Figure record extracts:

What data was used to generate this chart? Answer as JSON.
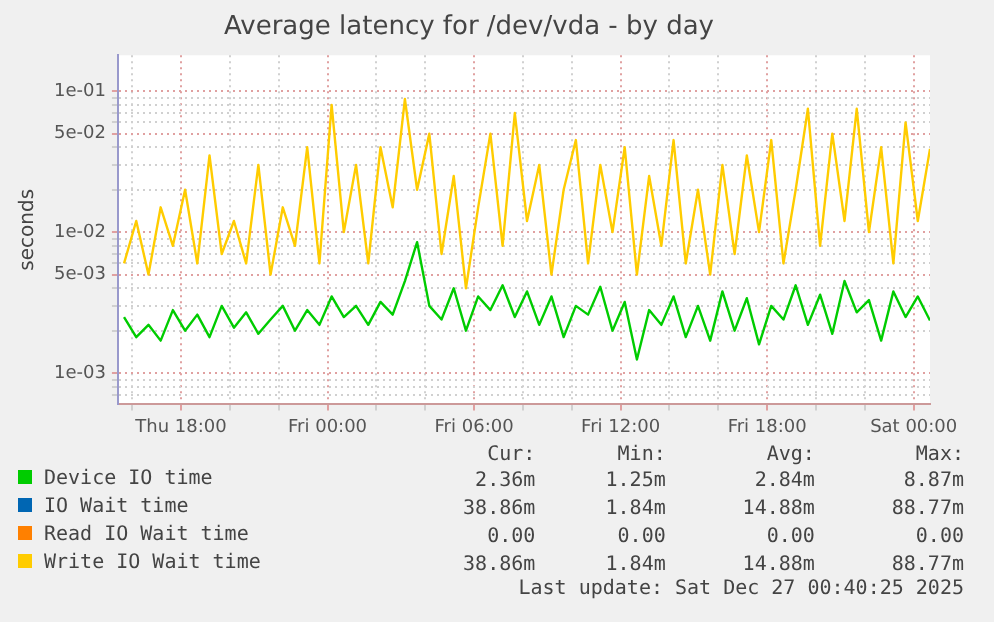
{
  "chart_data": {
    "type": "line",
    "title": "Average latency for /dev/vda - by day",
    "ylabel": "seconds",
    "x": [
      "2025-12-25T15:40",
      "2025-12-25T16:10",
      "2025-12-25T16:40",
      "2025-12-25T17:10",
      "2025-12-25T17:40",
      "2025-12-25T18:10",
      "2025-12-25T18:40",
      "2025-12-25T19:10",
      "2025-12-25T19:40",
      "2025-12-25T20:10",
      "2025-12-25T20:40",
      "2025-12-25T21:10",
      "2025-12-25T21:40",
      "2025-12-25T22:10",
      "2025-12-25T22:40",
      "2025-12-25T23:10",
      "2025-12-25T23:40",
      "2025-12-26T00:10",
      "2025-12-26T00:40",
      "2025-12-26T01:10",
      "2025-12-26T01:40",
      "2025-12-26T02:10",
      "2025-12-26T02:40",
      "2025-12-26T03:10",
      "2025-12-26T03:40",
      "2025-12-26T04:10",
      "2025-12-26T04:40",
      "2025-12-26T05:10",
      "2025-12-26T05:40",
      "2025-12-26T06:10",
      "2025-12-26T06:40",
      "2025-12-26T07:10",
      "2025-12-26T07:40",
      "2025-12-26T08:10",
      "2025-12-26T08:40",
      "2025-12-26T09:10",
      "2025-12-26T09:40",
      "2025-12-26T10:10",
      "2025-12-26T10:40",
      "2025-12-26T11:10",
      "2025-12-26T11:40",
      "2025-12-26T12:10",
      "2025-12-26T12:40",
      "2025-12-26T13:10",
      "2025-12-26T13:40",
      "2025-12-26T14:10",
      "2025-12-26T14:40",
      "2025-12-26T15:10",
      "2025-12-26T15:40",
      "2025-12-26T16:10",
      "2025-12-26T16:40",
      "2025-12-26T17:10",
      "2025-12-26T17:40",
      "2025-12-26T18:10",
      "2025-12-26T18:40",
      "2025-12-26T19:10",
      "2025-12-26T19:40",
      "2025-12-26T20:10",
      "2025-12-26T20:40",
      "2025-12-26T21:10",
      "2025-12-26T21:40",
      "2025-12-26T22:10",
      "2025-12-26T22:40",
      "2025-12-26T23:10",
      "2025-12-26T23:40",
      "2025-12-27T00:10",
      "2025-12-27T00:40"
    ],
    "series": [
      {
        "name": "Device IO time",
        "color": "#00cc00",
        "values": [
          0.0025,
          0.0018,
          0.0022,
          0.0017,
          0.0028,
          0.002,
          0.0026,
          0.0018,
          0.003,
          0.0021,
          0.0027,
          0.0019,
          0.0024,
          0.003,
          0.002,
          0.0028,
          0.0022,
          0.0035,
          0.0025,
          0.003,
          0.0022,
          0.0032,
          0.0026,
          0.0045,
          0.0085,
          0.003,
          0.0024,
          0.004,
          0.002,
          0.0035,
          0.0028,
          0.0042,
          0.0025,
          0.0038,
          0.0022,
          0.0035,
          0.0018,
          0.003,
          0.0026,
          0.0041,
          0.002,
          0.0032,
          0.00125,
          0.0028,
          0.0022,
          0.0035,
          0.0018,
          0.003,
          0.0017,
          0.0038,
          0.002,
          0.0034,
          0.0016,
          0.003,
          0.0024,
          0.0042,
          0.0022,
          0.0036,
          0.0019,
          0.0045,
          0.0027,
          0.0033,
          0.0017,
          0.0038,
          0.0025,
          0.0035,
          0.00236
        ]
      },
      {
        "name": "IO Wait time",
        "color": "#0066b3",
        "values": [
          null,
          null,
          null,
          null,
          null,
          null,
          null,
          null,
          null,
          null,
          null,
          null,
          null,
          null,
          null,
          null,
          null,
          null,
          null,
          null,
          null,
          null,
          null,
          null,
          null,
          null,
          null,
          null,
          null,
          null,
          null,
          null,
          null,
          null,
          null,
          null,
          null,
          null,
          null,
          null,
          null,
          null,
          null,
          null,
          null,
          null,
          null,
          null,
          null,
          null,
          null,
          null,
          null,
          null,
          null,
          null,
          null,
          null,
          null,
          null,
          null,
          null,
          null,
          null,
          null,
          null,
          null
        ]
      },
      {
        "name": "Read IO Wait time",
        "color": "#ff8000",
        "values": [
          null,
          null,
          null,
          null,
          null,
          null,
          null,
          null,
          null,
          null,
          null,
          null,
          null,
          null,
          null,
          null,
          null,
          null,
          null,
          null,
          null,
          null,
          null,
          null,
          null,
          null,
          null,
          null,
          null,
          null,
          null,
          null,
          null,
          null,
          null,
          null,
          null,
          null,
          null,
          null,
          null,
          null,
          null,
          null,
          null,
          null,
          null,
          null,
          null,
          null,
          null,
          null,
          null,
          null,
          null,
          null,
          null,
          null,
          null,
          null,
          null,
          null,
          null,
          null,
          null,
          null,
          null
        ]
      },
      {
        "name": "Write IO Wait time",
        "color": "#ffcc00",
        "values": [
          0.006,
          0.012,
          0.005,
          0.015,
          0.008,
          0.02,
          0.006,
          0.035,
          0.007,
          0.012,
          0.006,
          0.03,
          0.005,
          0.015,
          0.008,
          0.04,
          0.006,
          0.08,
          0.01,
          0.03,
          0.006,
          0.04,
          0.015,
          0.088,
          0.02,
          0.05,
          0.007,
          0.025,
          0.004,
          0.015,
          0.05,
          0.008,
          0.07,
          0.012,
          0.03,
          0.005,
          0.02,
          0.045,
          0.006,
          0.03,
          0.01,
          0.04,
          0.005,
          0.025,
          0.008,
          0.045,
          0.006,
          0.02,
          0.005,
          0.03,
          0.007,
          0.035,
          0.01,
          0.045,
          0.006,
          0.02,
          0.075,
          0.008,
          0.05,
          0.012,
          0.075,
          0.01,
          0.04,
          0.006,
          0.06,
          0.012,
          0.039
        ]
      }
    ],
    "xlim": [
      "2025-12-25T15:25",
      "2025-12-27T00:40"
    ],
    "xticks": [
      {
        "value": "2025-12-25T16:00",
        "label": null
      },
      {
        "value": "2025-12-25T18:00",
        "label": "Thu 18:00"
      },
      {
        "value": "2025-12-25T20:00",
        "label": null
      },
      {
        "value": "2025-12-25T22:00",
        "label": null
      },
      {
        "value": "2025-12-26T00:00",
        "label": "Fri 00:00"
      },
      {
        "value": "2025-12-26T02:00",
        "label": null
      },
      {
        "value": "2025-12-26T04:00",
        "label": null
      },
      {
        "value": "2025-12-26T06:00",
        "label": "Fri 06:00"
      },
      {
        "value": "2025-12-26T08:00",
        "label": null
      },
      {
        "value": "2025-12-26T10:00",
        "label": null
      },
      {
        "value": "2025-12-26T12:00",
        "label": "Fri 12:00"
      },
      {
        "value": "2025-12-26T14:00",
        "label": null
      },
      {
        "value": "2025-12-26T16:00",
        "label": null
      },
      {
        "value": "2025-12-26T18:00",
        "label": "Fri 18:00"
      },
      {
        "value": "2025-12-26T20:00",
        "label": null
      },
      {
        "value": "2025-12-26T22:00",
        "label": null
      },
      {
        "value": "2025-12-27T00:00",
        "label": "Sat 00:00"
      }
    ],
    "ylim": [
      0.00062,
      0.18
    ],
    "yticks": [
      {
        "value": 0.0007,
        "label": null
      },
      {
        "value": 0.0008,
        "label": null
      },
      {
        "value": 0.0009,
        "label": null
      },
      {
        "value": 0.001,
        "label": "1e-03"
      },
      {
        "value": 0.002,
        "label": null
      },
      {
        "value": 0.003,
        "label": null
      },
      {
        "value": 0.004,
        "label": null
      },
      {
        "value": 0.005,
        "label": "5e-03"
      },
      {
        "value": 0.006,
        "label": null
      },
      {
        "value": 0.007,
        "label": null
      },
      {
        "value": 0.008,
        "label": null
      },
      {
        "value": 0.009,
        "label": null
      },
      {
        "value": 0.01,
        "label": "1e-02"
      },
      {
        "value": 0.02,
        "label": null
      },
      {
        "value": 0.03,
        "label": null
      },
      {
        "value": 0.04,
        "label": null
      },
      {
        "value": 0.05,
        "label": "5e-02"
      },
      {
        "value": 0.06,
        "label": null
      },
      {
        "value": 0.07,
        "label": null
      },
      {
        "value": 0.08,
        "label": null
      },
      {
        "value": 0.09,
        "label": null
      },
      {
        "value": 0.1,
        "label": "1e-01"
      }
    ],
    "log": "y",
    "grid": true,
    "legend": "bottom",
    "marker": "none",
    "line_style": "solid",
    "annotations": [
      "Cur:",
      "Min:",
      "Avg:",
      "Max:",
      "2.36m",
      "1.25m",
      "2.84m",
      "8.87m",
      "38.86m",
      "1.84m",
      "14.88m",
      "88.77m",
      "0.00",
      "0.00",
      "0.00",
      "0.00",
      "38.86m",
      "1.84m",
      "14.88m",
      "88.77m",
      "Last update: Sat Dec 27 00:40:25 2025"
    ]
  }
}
---
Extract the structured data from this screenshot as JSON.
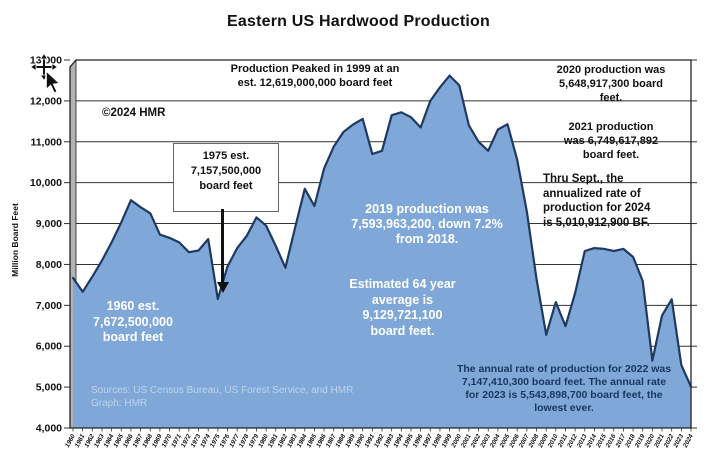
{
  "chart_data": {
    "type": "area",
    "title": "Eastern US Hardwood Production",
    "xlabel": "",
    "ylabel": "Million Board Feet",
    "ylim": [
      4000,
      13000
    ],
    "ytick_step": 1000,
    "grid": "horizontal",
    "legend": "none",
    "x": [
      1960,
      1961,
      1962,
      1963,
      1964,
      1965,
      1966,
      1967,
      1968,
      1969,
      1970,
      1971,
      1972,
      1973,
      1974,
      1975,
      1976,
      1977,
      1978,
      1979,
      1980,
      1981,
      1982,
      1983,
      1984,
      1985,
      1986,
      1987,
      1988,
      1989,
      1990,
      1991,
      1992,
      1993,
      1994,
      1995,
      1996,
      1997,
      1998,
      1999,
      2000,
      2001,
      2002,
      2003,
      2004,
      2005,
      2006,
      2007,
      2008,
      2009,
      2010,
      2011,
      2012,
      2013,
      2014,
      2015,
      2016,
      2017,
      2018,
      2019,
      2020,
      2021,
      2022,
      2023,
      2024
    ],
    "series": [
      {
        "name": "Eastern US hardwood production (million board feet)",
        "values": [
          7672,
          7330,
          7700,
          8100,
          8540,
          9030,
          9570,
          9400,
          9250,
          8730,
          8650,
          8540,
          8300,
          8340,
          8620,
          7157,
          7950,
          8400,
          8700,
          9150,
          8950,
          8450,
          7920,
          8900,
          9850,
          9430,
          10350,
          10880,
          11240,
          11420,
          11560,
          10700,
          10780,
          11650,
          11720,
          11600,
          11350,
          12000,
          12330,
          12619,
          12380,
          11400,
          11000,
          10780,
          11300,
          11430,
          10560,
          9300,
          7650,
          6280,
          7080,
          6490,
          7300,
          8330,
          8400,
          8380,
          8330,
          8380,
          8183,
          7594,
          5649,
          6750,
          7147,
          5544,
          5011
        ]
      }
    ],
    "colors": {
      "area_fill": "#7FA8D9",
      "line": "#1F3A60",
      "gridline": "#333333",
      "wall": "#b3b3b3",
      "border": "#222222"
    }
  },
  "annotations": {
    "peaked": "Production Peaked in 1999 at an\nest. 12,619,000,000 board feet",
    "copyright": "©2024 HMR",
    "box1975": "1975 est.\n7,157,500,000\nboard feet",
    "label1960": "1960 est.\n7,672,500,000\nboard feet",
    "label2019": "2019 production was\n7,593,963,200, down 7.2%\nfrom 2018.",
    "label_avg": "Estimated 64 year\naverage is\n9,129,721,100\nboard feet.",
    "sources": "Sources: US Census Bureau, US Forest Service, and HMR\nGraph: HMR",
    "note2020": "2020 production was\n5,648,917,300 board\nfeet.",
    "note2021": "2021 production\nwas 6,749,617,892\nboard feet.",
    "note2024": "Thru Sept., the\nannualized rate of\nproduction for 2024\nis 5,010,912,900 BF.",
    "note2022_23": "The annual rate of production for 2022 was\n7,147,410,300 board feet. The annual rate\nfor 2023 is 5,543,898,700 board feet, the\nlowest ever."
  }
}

WHAT YOU SHOULD DO: Copy out every line where the word "title" occurs.

ANSWER TO THIS EXERCISE:
    "title": "Average latency for /dev/vda - by day",
    "title": "Eastern US Hardwood Production",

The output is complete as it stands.